[Dataset items]
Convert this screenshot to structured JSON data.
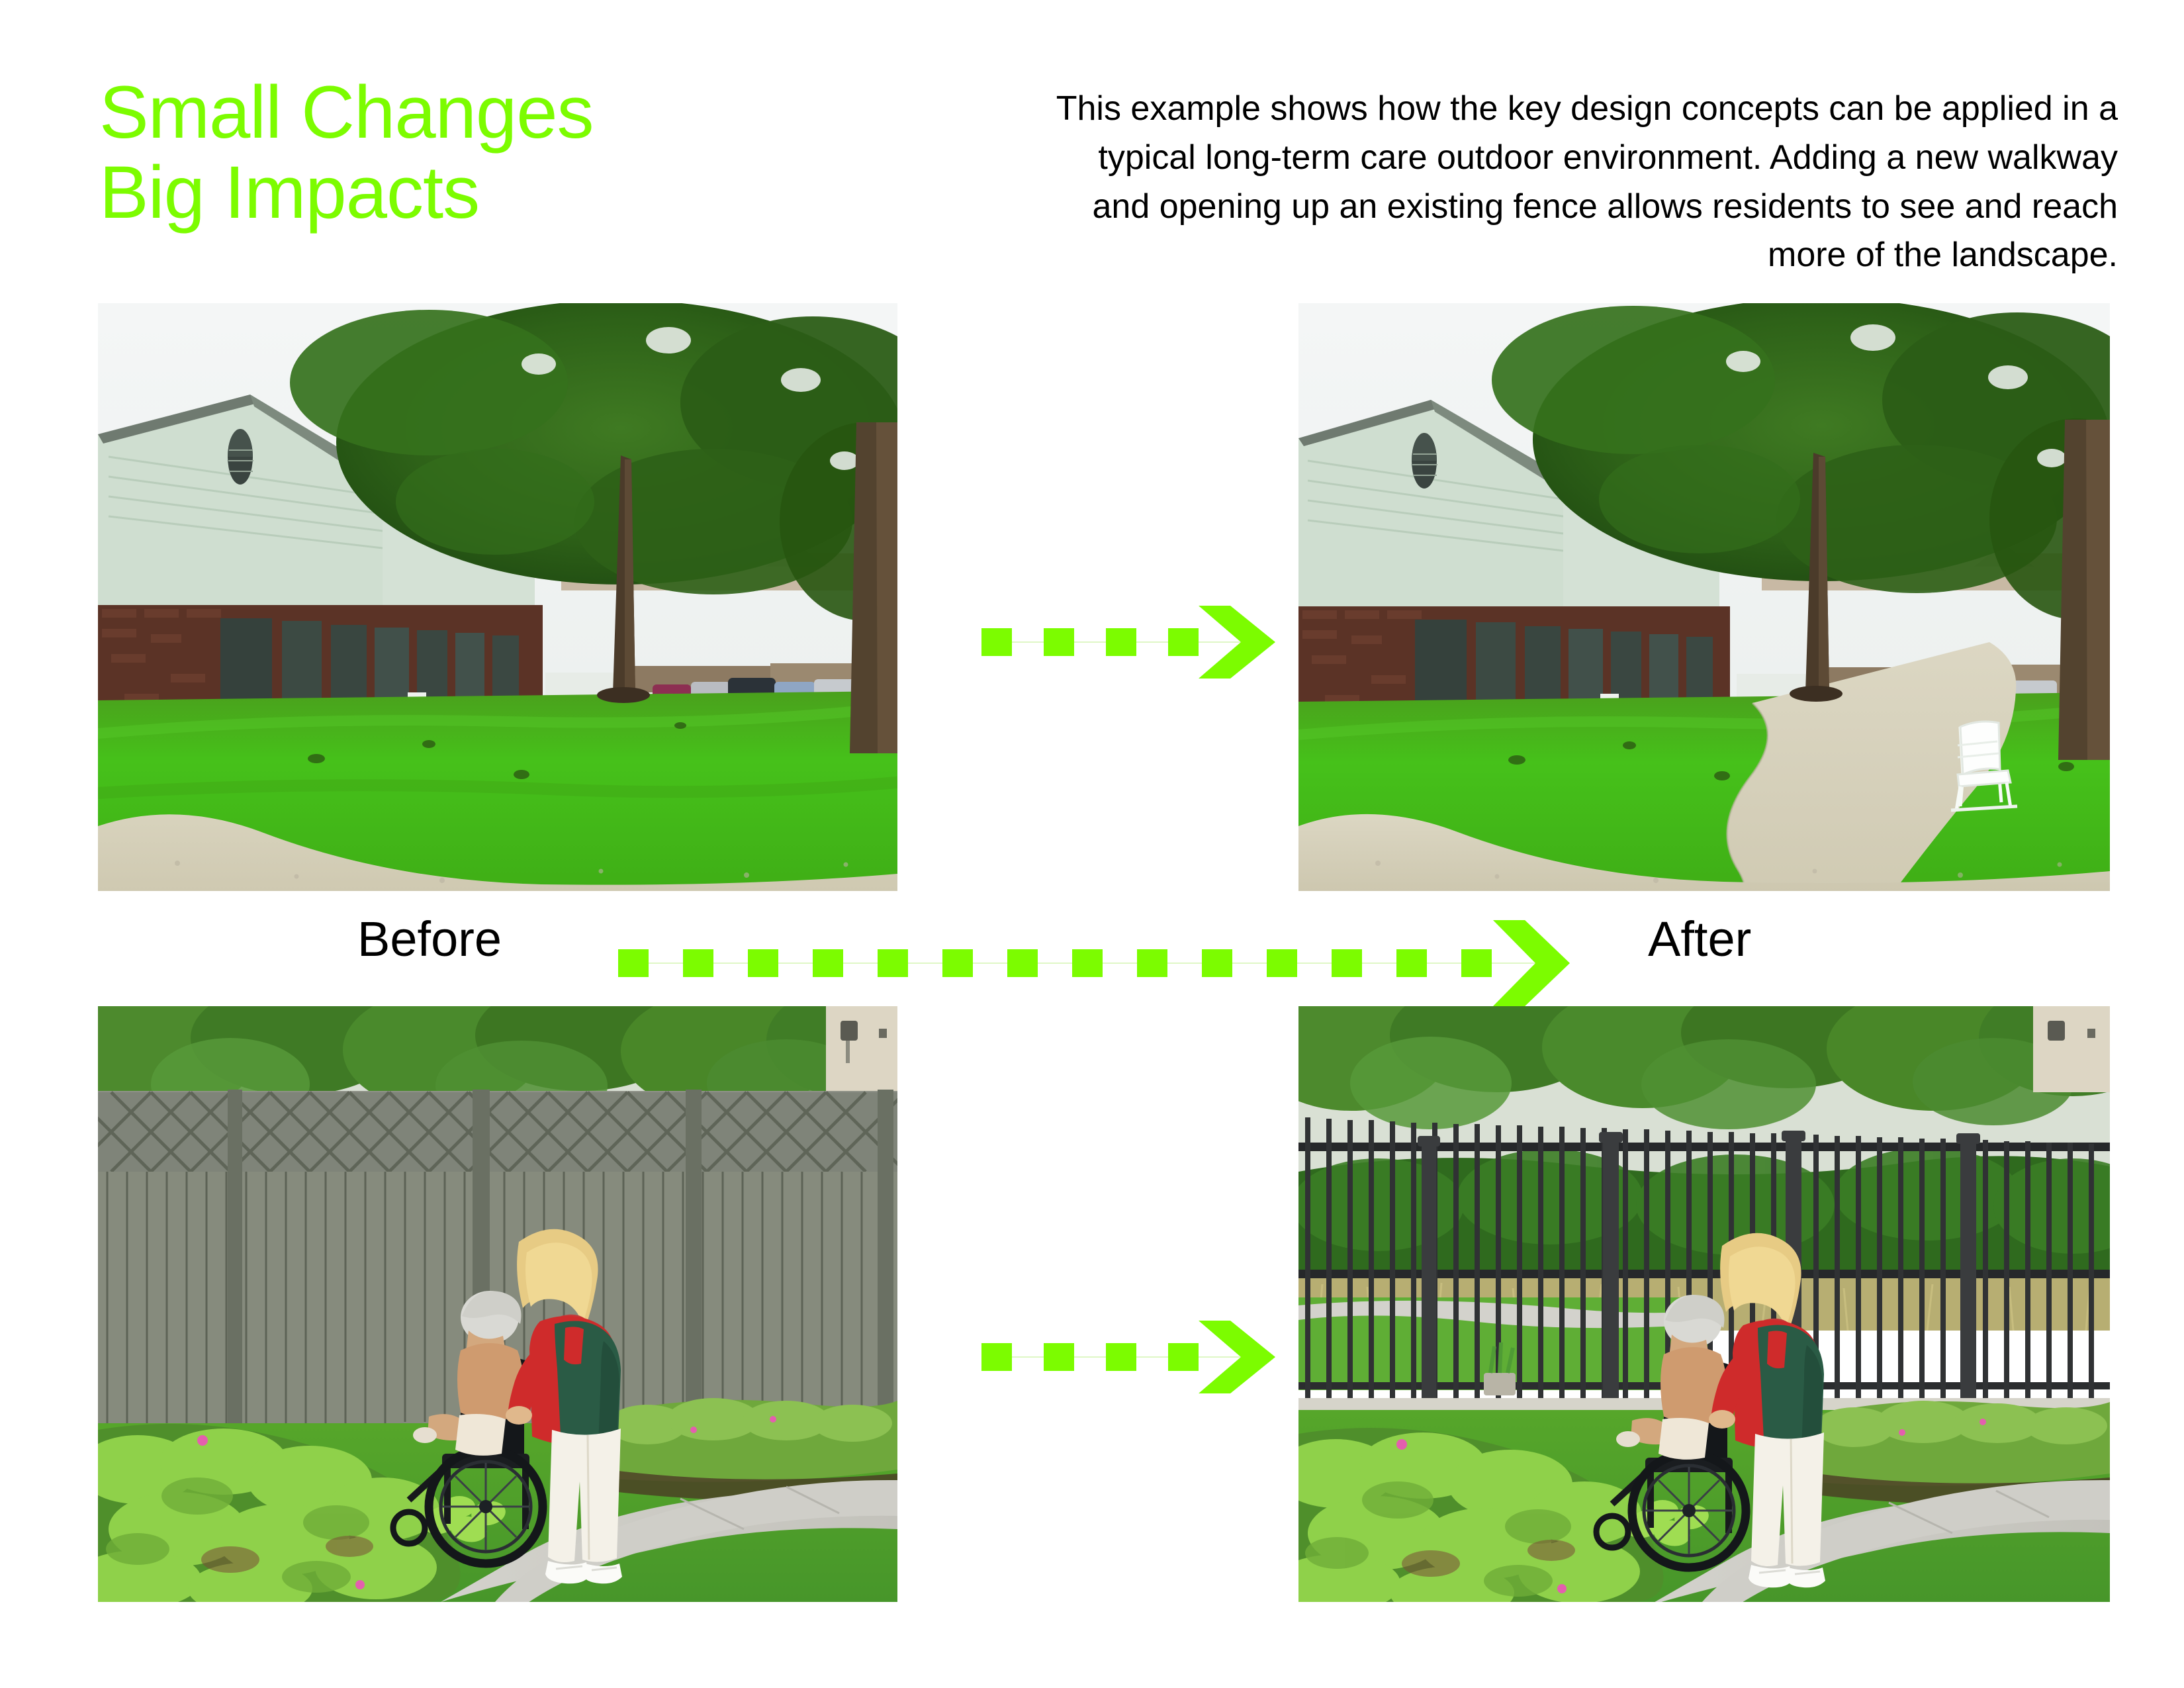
{
  "page": {
    "background_color": "#ffffff",
    "accent_green": "#7CFC00",
    "text_color": "#000000"
  },
  "header": {
    "title": "Small Changes\nBig Impacts",
    "title_line1": "Small Changes",
    "title_line2": "Big Impacts",
    "intro_paragraph": "This example shows how the key design concepts can be applied in a typical long-term care outdoor environment. Adding a new walkway and opening up an existing fence allows residents to see and reach more of the landscape."
  },
  "labels": {
    "before": "Before",
    "after": "After"
  },
  "arrows": [
    {
      "name": "top-row-arrow",
      "dash_count": 4,
      "direction": "right",
      "color": "#7CFC00"
    },
    {
      "name": "middle-arrow",
      "dash_count": 14,
      "direction": "right",
      "color": "#7CFC00"
    },
    {
      "name": "bottom-row-arrow",
      "dash_count": 4,
      "direction": "right",
      "color": "#7CFC00"
    }
  ],
  "photos": [
    {
      "id": "photo-top-left",
      "stage": "Before",
      "row": "top",
      "caption": "Lawn beside long-term care building with mature oak tree and no walkway",
      "elements": [
        "brick building",
        "green gable roof",
        "arched gable vent",
        "window band",
        "mature oak tree",
        "open lawn",
        "parked cars",
        "wood privacy fence",
        "concrete pad at lower left"
      ]
    },
    {
      "id": "photo-top-right",
      "stage": "After",
      "row": "top",
      "caption": "Same lawn with a new curving concrete walkway and a white garden bench under the tree",
      "elements": [
        "brick building",
        "green gable roof",
        "arched gable vent",
        "window band",
        "mature oak tree",
        "new curving walkway",
        "white garden bench",
        "parked cars",
        "wood privacy fence"
      ]
    },
    {
      "id": "photo-bottom-left",
      "stage": "Before",
      "row": "bottom",
      "caption": "Caregiver pushing a resident in a wheelchair facing a solid wood lattice-top privacy fence",
      "elements": [
        "solid wood privacy fence",
        "lattice fence top",
        "caregiver in green vest and red shirt",
        "resident in wheelchair",
        "azalea shrub bed",
        "pink blossoms",
        "concrete path",
        "lawn"
      ]
    },
    {
      "id": "photo-bottom-right",
      "stage": "After",
      "row": "bottom",
      "caption": "Same pair at an open black metal picket fence with a view through to the landscape beyond",
      "elements": [
        "open black metal picket fence",
        "view to meadow and path beyond",
        "caregiver in green vest and red shirt",
        "resident in wheelchair",
        "azalea shrub bed",
        "pink blossoms",
        "concrete path",
        "lawn"
      ]
    }
  ]
}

▶ **TASK DIRECTIONS**
Look through the data and gather every line with the string "white" in it.

▶ **RESPONSE TO THE TASK**
      "caption": "Same lawn with a new curving concrete walkway and a white garden bench under the tree",
        "white garden bench",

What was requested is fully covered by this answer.